(Collected data entries)
.....
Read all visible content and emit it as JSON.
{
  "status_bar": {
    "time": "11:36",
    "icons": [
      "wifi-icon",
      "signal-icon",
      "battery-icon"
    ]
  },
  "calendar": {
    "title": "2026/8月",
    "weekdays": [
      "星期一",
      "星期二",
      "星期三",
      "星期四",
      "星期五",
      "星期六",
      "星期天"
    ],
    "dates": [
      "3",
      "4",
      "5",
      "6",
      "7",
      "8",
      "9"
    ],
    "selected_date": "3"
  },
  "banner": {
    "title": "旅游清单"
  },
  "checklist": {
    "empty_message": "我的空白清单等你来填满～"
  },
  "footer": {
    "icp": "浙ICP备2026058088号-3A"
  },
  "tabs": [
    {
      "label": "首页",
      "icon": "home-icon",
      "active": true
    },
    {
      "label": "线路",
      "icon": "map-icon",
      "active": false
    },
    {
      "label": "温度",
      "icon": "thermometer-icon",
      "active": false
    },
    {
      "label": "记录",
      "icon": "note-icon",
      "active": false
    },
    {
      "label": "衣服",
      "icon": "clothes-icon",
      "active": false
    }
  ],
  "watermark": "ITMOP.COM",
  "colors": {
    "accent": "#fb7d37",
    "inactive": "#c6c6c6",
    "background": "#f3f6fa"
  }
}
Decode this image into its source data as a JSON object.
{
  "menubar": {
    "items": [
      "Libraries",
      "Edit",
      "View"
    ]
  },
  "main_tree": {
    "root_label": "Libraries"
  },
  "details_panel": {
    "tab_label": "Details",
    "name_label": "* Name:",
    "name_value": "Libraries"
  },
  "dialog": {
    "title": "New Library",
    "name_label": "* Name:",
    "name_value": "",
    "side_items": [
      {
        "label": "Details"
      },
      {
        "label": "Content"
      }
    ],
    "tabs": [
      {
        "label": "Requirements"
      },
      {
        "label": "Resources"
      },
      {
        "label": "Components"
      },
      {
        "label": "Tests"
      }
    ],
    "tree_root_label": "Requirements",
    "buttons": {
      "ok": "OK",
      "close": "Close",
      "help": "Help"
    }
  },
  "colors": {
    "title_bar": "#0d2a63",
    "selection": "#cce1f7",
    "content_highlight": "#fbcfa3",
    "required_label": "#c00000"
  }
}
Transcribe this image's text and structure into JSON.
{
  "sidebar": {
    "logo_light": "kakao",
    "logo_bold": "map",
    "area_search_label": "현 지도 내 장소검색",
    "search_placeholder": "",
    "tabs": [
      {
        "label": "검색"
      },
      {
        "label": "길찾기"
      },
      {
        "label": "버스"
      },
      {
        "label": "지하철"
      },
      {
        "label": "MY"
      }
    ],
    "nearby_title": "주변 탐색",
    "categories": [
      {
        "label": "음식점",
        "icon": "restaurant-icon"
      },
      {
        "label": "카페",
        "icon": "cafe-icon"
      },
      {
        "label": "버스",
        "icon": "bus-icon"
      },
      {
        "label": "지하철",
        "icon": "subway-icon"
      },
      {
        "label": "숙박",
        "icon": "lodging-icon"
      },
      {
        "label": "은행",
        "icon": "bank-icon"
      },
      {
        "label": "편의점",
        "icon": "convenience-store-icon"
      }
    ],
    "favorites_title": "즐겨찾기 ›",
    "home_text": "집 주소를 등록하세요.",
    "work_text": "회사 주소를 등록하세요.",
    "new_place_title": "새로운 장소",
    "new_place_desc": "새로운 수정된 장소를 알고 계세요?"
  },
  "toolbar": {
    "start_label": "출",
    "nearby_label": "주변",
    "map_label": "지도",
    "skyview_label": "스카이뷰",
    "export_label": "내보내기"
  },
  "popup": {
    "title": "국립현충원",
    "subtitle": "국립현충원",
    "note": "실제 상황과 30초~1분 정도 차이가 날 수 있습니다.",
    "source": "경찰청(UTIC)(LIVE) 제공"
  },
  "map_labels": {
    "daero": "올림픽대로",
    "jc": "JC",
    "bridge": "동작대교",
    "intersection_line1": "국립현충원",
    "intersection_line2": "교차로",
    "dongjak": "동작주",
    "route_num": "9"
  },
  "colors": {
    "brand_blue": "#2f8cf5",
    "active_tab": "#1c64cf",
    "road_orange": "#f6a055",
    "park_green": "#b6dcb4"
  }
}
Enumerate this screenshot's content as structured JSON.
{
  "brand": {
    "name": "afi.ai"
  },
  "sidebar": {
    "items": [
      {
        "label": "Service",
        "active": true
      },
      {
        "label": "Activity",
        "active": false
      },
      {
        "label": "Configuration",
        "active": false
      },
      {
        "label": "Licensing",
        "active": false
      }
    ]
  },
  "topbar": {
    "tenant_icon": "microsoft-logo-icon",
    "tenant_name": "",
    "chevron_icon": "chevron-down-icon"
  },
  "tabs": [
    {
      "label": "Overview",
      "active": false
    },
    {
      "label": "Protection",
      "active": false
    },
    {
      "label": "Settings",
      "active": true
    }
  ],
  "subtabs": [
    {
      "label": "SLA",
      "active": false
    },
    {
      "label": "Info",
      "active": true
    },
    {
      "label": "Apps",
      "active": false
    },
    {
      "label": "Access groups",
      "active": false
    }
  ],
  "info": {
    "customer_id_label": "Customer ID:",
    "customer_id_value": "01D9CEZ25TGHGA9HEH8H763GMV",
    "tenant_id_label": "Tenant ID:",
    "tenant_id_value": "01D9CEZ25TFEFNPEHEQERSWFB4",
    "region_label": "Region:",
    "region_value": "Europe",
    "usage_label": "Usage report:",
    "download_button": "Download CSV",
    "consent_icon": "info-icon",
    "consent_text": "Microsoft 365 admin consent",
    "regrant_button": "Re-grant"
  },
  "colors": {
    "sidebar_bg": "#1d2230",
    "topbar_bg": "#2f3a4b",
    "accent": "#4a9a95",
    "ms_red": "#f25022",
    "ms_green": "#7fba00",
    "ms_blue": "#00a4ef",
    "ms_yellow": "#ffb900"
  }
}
.....
What you are asked to do -> Find the word "등록하세요" and list each line it appears in.

Task answer ->
    "home_text": "집 주소를 등록하세요.",
    "work_text": "회사 주소를 등록하세요.",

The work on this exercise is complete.